• SET PROBLEM: Output the data word for word, dropping every image.

• ENTRIES SUPPLIED:
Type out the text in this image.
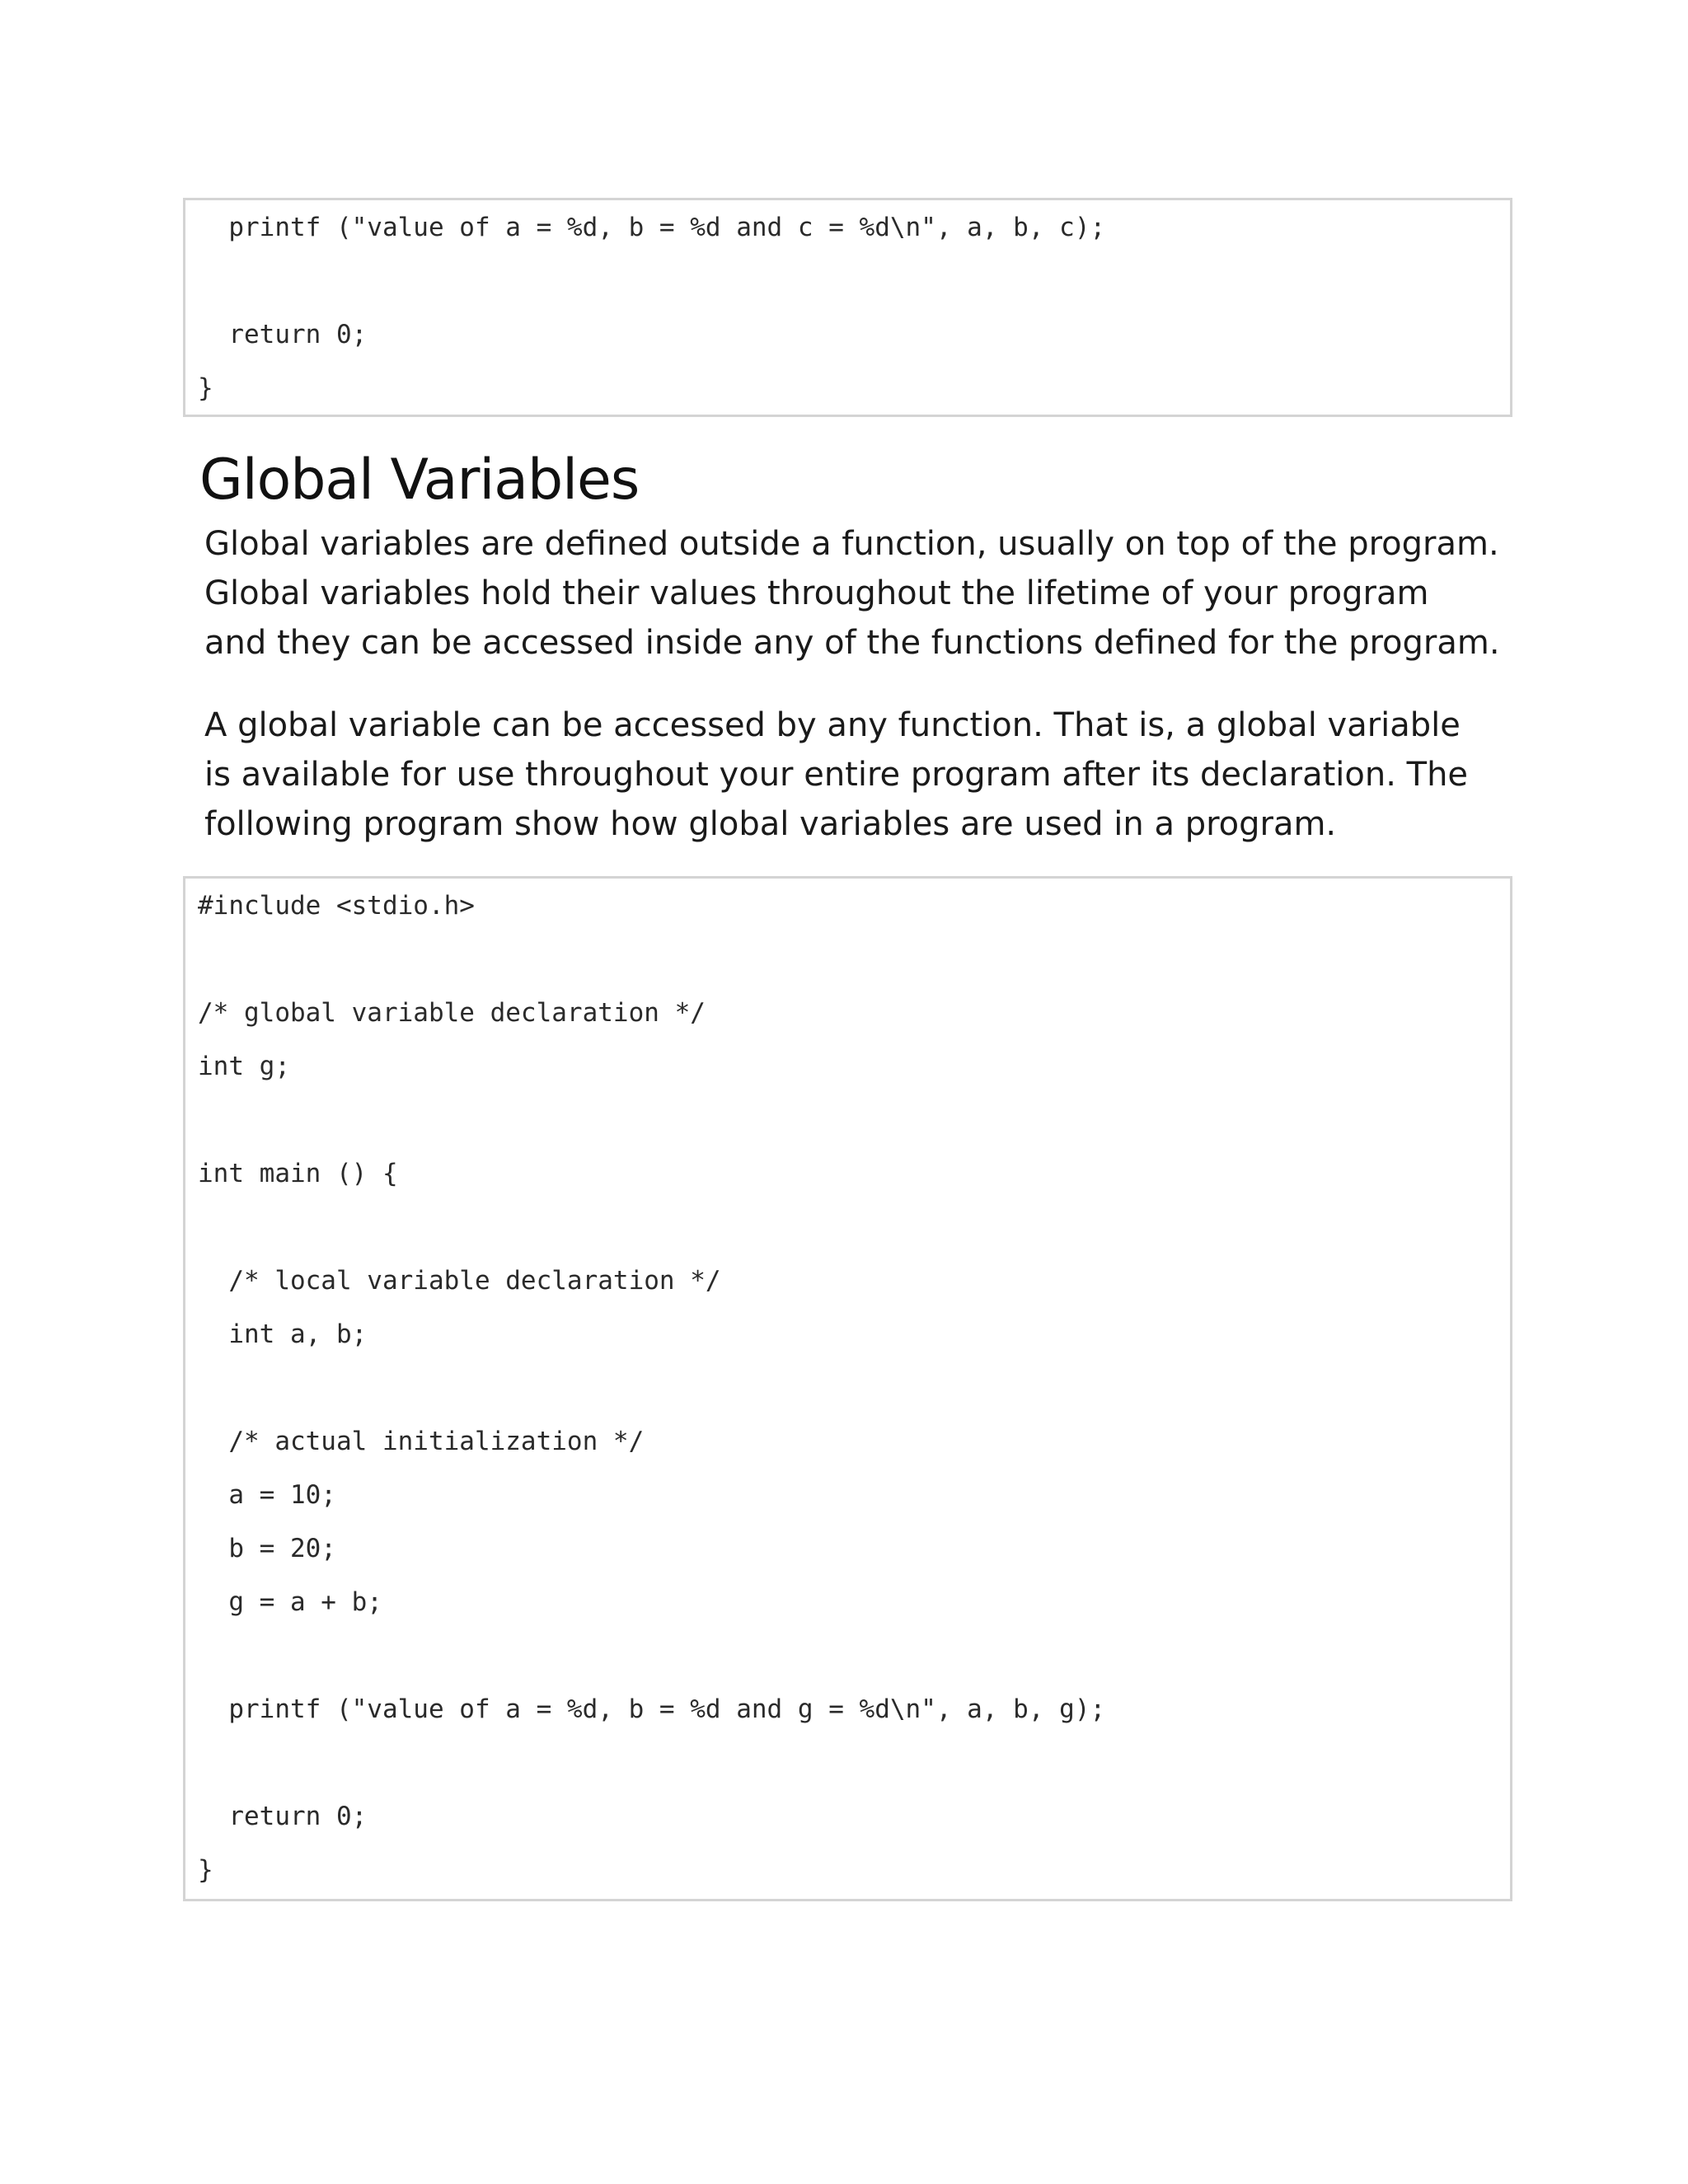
printf ("value of a = %d, b = %d and c = %d\n", a, b, c);
return 0;
}
Global Variables
Global variables are defined outside a function, usually on top of the program.
Global variables hold their values throughout the lifetime of your program
and they can be accessed inside any of the functions defined for the program.
A global variable can be accessed by any function. That is, a global variable
is available for use throughout your entire program after its declaration. The
following program show how global variables are used in a program.
#include <stdio.h>
/* global variable declaration */
int g;
int main () {
/* local variable declaration */
int a, b;
/* actual initialization */
a = 10;
b = 20;
g = a + b;
printf ("value of a = %d, b = %d and g = %d\n", a, b, g);
return 0;
}
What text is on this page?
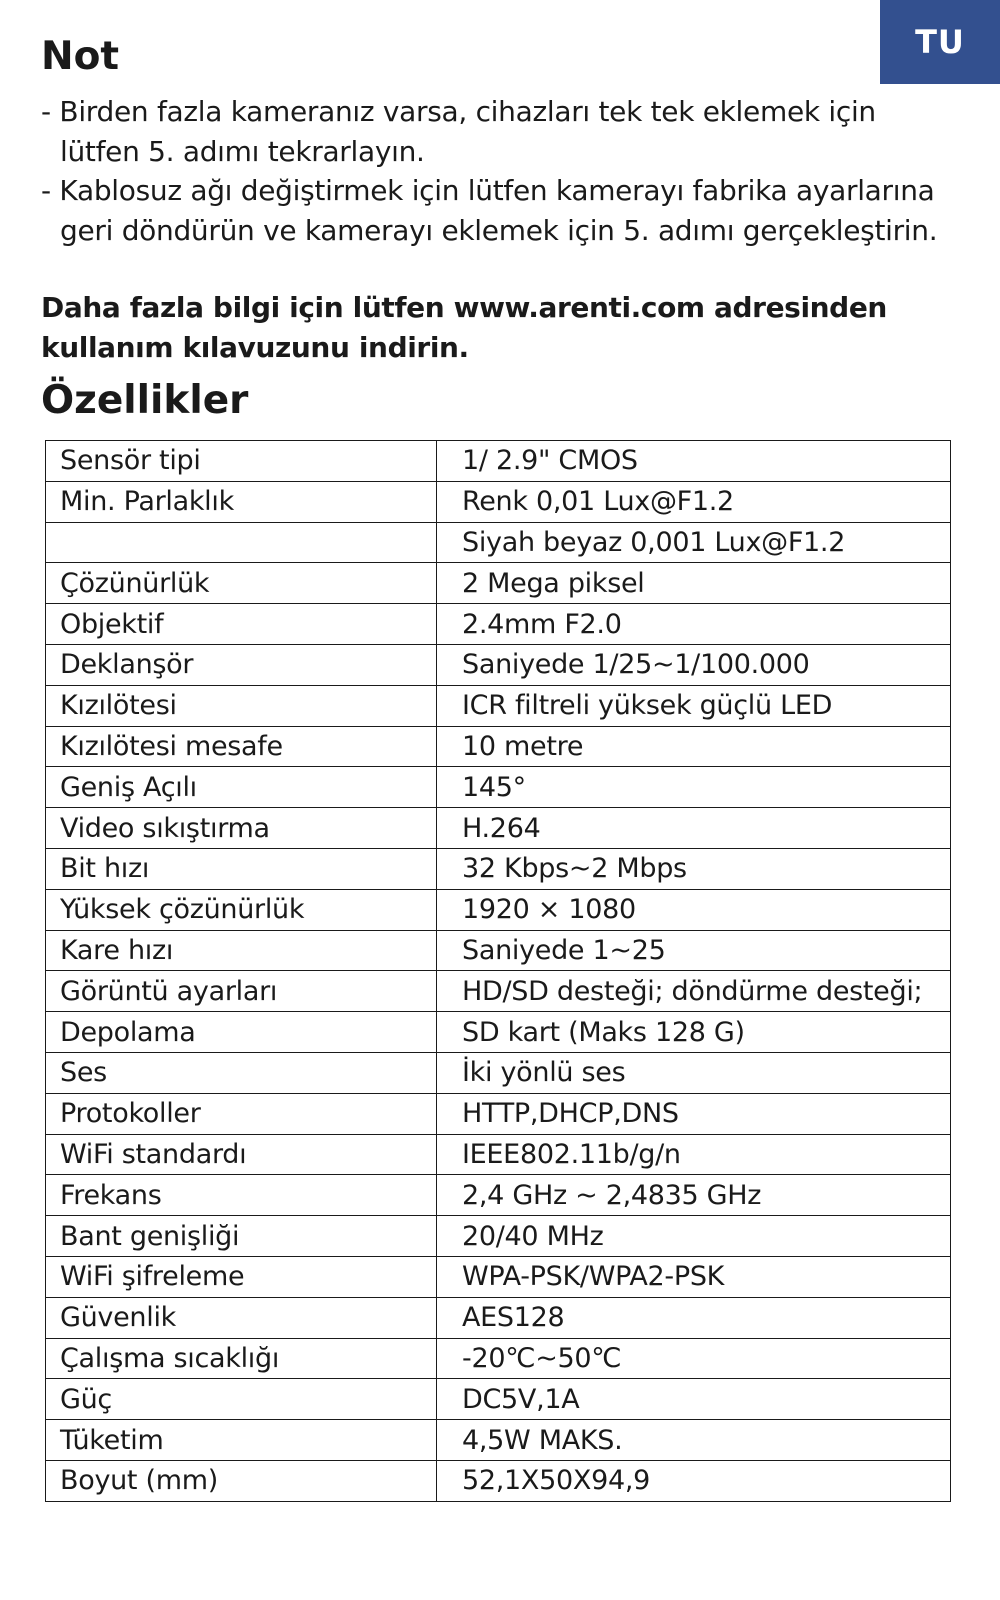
TU
Not
- Birden fazla kameranız varsa, cihazları tek tek eklemek için lütfen 5. adımı tekrarlayın.
- Kablosuz ağı değiştirmek için lütfen kamerayı fabrika ayarlarına geri döndürün ve kamerayı eklemek için 5. adımı gerçekleştirin.

Daha fazla bilgi için lütfen www.arenti.com adresinden kullanım kılavuzunu indirin.

Özellikler
Sensör tipi	1/ 2.9" CMOS
Min. Parlaklık	Renk 0,01 Lux@F1.2
	Siyah beyaz 0,001 Lux@F1.2
Çözünürlük	2 Mega piksel
Objektif	2.4mm F2.0
Deklanşör	Saniyede 1/25~1/100.000
Kızılötesi	ICR filtreli yüksek güçlü LED
Kızılötesi mesafe	10 metre
Geniş Açılı	145°
Video sıkıştırma	H.264
Bit hızı	32 Kbps~2 Mbps
Yüksek çözünürlük	1920 × 1080
Kare hızı	Saniyede 1~25
Görüntü ayarları	HD/SD desteği; döndürme desteği;
Depolama	SD kart (Maks 128 G)
Ses	İki yönlü ses
Protokoller	HTTP,DHCP,DNS
WiFi standardı	IEEE802.11b/g/n
Frekans	2,4 GHz ~ 2,4835 GHz
Bant genişliği	20/40 MHz
WiFi şifreleme	WPA-PSK/WPA2-PSK
Güvenlik	AES128
Çalışma sıcaklığı	-20℃~50℃
Güç	DC5V,1A
Tüketim	4,5W MAKS.
Boyut (mm)	52,1X50X94,9
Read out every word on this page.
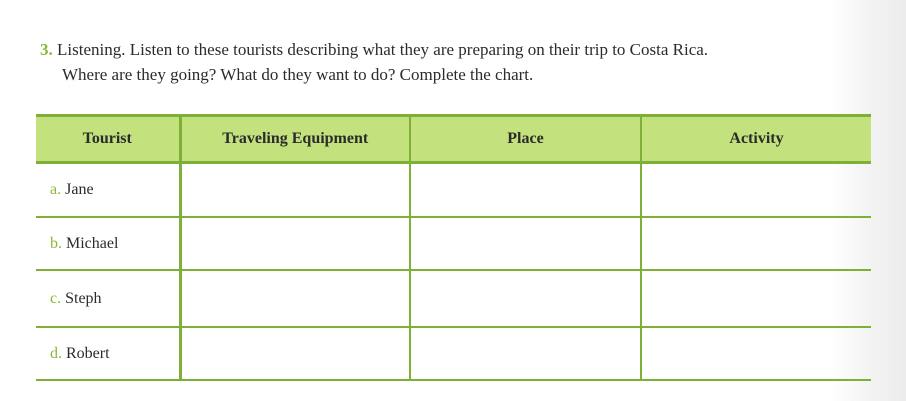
3. Listening. Listen to these tourists describing what they are preparing on their trip to Costa Rica.
Where are they going? What do they want to do? Complete the chart.
Tourist	Traveling Equipment	Place	Activity
a. Jane			
b. Michael			
c. Steph			
d. Robert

• THE ANSWER:
Type out the text in this image.
printf ("value of a = %d, b = %d and c = %d\n", a, b, c);
return 0;
}
Global Variables
Global variables are defined outside a function, usually on top of the program.
Global variables hold their values throughout the lifetime of your program
and they can be accessed inside any of the functions defined for the program.
A global variable can be accessed by any function. That is, a global variable
is available for use throughout your entire program after its declaration. The
following program show how global variables are used in a program.
#include <stdio.h>
/* global variable declaration */
int g;
int main () {
/* local variable declaration */
int a, b;
/* actual initialization */
a = 10;
b = 20;
g = a + b;
printf ("value of a = %d, b = %d and g = %d\n", a, b, g);
return 0;
}
What text is on this page?
TU
Not
- Birden fazla kameranız varsa, cihazları tek tek eklemek için lütfen 5. adımı tekrarlayın.
- Kablosuz ağı değiştirmek için lütfen kamerayı fabrika ayarlarına geri döndürün ve kamerayı eklemek için 5. adımı gerçekleştirin.

Daha fazla bilgi için lütfen www.arenti.com adresinden kullanım kılavuzunu indirin.

Özellikler
Sensör tipi	1/ 2.9" CMOS
Min. Parlaklık	Renk 0,01 Lux@F1.2
	Siyah beyaz 0,001 Lux@F1.2
Çözünürlük	2 Mega piksel
Objektif	2.4mm F2.0
Deklanşör	Saniyede 1/25~1/100.000
Kızılötesi	ICR filtreli yüksek güçlü LED
Kızılötesi mesafe	10 metre
Geniş Açılı	145°
Video sıkıştırma	H.264
Bit hızı	32 Kbps~2 Mbps
Yüksek çözünürlük	1920 × 1080
Kare hızı	Saniyede 1~25
Görüntü ayarları	HD/SD desteği; döndürme desteği;
Depolama	SD kart (Maks 128 G)
Ses	İki yönlü ses
Protokoller	HTTP,DHCP,DNS
WiFi standardı	IEEE802.11b/g/n
Frekans	2,4 GHz ~ 2,4835 GHz
Bant genişliği	20/40 MHz
WiFi şifreleme	WPA-PSK/WPA2-PSK
Güvenlik	AES128
Çalışma sıcaklığı	-20℃~50℃
Güç	DC5V,1A
Tüketim	4,5W MAKS.
Boyut (mm)	52,1X50X94,9
Read out every word on this page.
3. Listening. Listen to these tourists describing what they are preparing on their trip to Costa Rica.
Where are they going? What do they want to do? Complete the chart.
Tourist	Traveling Equipment	Place	Activity
a. Jane			
b. Michael			
c. Steph			
d. Robert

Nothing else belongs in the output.